▸ **Direction**
Every line below should be repeated exactly.

▸ **Records for the exercise**
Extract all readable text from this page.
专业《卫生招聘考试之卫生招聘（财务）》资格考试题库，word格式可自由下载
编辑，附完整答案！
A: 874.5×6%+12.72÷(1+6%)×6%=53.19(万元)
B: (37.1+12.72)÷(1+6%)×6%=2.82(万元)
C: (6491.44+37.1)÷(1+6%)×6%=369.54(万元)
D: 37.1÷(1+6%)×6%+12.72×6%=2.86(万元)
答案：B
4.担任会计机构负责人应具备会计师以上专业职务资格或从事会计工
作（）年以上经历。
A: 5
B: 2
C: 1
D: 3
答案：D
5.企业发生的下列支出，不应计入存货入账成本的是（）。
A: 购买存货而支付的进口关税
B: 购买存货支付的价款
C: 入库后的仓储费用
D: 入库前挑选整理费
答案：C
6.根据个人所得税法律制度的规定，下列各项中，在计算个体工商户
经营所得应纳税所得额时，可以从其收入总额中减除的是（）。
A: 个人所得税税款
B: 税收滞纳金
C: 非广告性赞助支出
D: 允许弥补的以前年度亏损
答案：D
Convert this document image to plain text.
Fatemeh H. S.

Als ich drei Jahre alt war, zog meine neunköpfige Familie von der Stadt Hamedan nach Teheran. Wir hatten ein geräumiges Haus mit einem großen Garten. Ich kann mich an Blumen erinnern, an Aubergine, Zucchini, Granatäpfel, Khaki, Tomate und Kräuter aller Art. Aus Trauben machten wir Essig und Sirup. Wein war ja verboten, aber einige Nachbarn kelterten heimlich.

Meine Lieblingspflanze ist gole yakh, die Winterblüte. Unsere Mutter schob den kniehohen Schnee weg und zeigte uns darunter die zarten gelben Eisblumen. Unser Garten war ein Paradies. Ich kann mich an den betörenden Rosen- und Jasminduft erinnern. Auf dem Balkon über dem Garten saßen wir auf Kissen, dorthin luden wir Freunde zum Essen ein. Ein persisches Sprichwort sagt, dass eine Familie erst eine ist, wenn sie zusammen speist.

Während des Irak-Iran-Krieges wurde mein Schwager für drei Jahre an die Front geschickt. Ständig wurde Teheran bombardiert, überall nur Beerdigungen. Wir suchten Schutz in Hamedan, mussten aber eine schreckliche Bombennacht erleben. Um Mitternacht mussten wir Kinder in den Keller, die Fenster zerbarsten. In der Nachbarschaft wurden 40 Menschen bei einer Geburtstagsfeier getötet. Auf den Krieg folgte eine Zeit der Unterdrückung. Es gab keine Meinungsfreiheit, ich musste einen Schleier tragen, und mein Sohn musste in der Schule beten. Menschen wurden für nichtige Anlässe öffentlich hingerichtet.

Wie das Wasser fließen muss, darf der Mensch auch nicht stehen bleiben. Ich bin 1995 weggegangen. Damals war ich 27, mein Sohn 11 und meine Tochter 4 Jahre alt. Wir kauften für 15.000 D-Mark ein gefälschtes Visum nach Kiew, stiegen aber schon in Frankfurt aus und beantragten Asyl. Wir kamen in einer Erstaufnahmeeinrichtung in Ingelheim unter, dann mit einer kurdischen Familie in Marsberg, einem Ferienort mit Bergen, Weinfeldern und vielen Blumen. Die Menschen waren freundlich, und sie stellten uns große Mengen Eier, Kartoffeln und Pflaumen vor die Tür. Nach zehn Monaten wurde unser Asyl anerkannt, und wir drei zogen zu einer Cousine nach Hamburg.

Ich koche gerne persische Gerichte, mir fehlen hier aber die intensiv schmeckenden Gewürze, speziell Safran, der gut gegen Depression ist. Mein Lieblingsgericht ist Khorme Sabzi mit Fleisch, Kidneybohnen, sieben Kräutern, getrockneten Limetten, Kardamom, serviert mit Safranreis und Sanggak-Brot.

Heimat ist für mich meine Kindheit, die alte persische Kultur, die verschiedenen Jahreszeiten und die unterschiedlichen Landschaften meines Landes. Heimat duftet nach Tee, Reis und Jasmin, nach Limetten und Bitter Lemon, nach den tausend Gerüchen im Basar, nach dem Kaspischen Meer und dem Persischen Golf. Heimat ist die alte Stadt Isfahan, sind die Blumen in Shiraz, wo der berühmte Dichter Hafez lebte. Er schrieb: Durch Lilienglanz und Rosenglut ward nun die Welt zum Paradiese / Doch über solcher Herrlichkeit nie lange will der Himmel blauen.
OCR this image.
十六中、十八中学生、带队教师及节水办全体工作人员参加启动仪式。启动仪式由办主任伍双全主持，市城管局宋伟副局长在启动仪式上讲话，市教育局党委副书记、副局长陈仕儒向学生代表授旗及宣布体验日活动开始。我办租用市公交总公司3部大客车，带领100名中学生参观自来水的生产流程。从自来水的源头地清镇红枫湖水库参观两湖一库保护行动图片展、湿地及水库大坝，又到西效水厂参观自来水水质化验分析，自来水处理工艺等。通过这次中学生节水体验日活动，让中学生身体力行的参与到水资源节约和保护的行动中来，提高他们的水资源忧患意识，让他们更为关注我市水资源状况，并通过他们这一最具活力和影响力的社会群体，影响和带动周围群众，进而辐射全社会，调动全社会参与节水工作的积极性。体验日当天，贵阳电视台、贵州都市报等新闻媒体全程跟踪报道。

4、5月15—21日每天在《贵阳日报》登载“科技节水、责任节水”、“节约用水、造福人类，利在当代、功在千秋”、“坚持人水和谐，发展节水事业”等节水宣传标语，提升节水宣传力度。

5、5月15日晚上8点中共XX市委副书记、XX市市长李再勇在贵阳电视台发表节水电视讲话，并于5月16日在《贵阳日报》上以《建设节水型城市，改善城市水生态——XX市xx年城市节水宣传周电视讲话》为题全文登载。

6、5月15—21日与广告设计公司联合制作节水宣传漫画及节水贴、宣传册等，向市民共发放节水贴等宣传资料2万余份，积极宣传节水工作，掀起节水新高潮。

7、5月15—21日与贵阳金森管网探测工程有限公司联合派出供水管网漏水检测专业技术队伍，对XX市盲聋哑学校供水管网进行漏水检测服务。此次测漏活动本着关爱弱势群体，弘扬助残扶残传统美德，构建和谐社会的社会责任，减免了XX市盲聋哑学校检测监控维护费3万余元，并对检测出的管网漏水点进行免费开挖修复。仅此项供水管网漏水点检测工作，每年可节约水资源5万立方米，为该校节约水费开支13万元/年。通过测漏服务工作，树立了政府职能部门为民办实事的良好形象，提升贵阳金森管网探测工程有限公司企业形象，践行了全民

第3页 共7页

▸ **Task answer**
Extract all readable text from this page.
专业《卫生招聘考试之卫生招聘（财务）》资格考试题库，word格式可自由下载
编辑，附完整答案！
A: 874.5×6%+12.72÷(1+6%)×6%=53.19(万元)
B: (37.1+12.72)÷(1+6%)×6%=2.82(万元)
C: (6491.44+37.1)÷(1+6%)×6%=369.54(万元)
D: 37.1÷(1+6%)×6%+12.72×6%=2.86(万元)
答案：B
4.担任会计机构负责人应具备会计师以上专业职务资格或从事会计工
作（）年以上经历。
A: 5
B: 2
C: 1
D: 3
答案：D
5.企业发生的下列支出，不应计入存货入账成本的是（）。
A: 购买存货而支付的进口关税
B: 购买存货支付的价款
C: 入库后的仓储费用
D: 入库前挑选整理费
答案：C
6.根据个人所得税法律制度的规定，下列各项中，在计算个体工商户
经营所得应纳税所得额时，可以从其收入总额中减除的是（）。
A: 个人所得税税款
B: 税收滞纳金
C: 非广告性赞助支出
D: 允许弥补的以前年度亏损
答案：D
Convert this document image to plain text.
Fatemeh H. S.

Als ich drei Jahre alt war, zog meine neunköpfige Familie von der Stadt Hamedan nach Teheran. Wir hatten ein geräumiges Haus mit einem großen Garten. Ich kann mich an Blumen erinnern, an Aubergine, Zucchini, Granatäpfel, Khaki, Tomate und Kräuter aller Art. Aus Trauben machten wir Essig und Sirup. Wein war ja verboten, aber einige Nachbarn kelterten heimlich.

Meine Lieblingspflanze ist gole yakh, die Winterblüte. Unsere Mutter schob den kniehohen Schnee weg und zeigte uns darunter die zarten gelben Eisblumen. Unser Garten war ein Paradies. Ich kann mich an den betörenden Rosen- und Jasminduft erinnern. Auf dem Balkon über dem Garten saßen wir auf Kissen, dorthin luden wir Freunde zum Essen ein. Ein persisches Sprichwort sagt, dass eine Familie erst eine ist, wenn sie zusammen speist.

Während des Irak-Iran-Krieges wurde mein Schwager für drei Jahre an die Front geschickt. Ständig wurde Teheran bombardiert, überall nur Beerdigungen. Wir suchten Schutz in Hamedan, mussten aber eine schreckliche Bombennacht erleben. Um Mitternacht mussten wir Kinder in den Keller, die Fenster zerbarsten. In der Nachbarschaft wurden 40 Menschen bei einer Geburtstagsfeier getötet. Auf den Krieg folgte eine Zeit der Unterdrückung. Es gab keine Meinungsfreiheit, ich musste einen Schleier tragen, und mein Sohn musste in der Schule beten. Menschen wurden für nichtige Anlässe öffentlich hingerichtet.

Wie das Wasser fließen muss, darf der Mensch auch nicht stehen bleiben. Ich bin 1995 weggegangen. Damals war ich 27, mein Sohn 11 und meine Tochter 4 Jahre alt. Wir kauften für 15.000 D-Mark ein gefälschtes Visum nach Kiew, stiegen aber schon in Frankfurt aus und beantragten Asyl. Wir kamen in einer Erstaufnahmeeinrichtung in Ingelheim unter, dann mit einer kurdischen Familie in Marsberg, einem Ferienort mit Bergen, Weinfeldern und vielen Blumen. Die Menschen waren freundlich, und sie stellten uns große Mengen Eier, Kartoffeln und Pflaumen vor die Tür. Nach zehn Monaten wurde unser Asyl anerkannt, und wir drei zogen zu einer Cousine nach Hamburg.

Ich koche gerne persische Gerichte, mir fehlen hier aber die intensiv schmeckenden Gewürze, speziell Safran, der gut gegen Depression ist. Mein Lieblingsgericht ist Khorme Sabzi mit Fleisch, Kidneybohnen, sieben Kräutern, getrockneten Limetten, Kardamom, serviert mit Safranreis und Sanggak-Brot.

Heimat ist für mich meine Kindheit, die alte persische Kultur, die verschiedenen Jahreszeiten und die unterschiedlichen Landschaften meines Landes. Heimat duftet nach Tee, Reis und Jasmin, nach Limetten und Bitter Lemon, nach den tausend Gerüchen im Basar, nach dem Kaspischen Meer und dem Persischen Golf. Heimat ist die alte Stadt Isfahan, sind die Blumen in Shiraz, wo der berühmte Dichter Hafez lebte. Er schrieb: Durch Lilienglanz und Rosenglut ward nun die Welt zum Paradiese / Doch über solcher Herrlichkeit nie lange will der Himmel blauen.
OCR this image.
十六中、十八中学生、带队教师及节水办全体工作人员参加启动仪式。启动仪式由办主任伍双全主持，市城管局宋伟副局长在启动仪式上讲话，市教育局党委副书记、副局长陈仕儒向学生代表授旗及宣布体验日活动开始。我办租用市公交总公司3部大客车，带领100名中学生参观自来水的生产流程。从自来水的源头地清镇红枫湖水库参观两湖一库保护行动图片展、湿地及水库大坝，又到西效水厂参观自来水水质化验分析，自来水处理工艺等。通过这次中学生节水体验日活动，让中学生身体力行的参与到水资源节约和保护的行动中来，提高他们的水资源忧患意识，让他们更为关注我市水资源状况，并通过他们这一最具活力和影响力的社会群体，影响和带动周围群众，进而辐射全社会，调动全社会参与节水工作的积极性。体验日当天，贵阳电视台、贵州都市报等新闻媒体全程跟踪报道。

4、5月15—21日每天在《贵阳日报》登载“科技节水、责任节水”、“节约用水、造福人类，利在当代、功在千秋”、“坚持人水和谐，发展节水事业”等节水宣传标语，提升节水宣传力度。

5、5月15日晚上8点中共XX市委副书记、XX市市长李再勇在贵阳电视台发表节水电视讲话，并于5月16日在《贵阳日报》上以《建设节水型城市，改善城市水生态——XX市xx年城市节水宣传周电视讲话》为题全文登载。

6、5月15—21日与广告设计公司联合制作节水宣传漫画及节水贴、宣传册等，向市民共发放节水贴等宣传资料2万余份，积极宣传节水工作，掀起节水新高潮。

7、5月15—21日与贵阳金森管网探测工程有限公司联合派出供水管网漏水检测专业技术队伍，对XX市盲聋哑学校供水管网进行漏水检测服务。此次测漏活动本着关爱弱势群体，弘扬助残扶残传统美德，构建和谐社会的社会责任，减免了XX市盲聋哑学校检测监控维护费3万余元，并对检测出的管网漏水点进行免费开挖修复。仅此项供水管网漏水点检测工作，每年可节约水资源5万立方米，为该校节约水费开支13万元/年。通过测漏服务工作，树立了政府职能部门为民办实事的良好形象，提升贵阳金森管网探测工程有限公司企业形象，践行了全民

第3页 共7页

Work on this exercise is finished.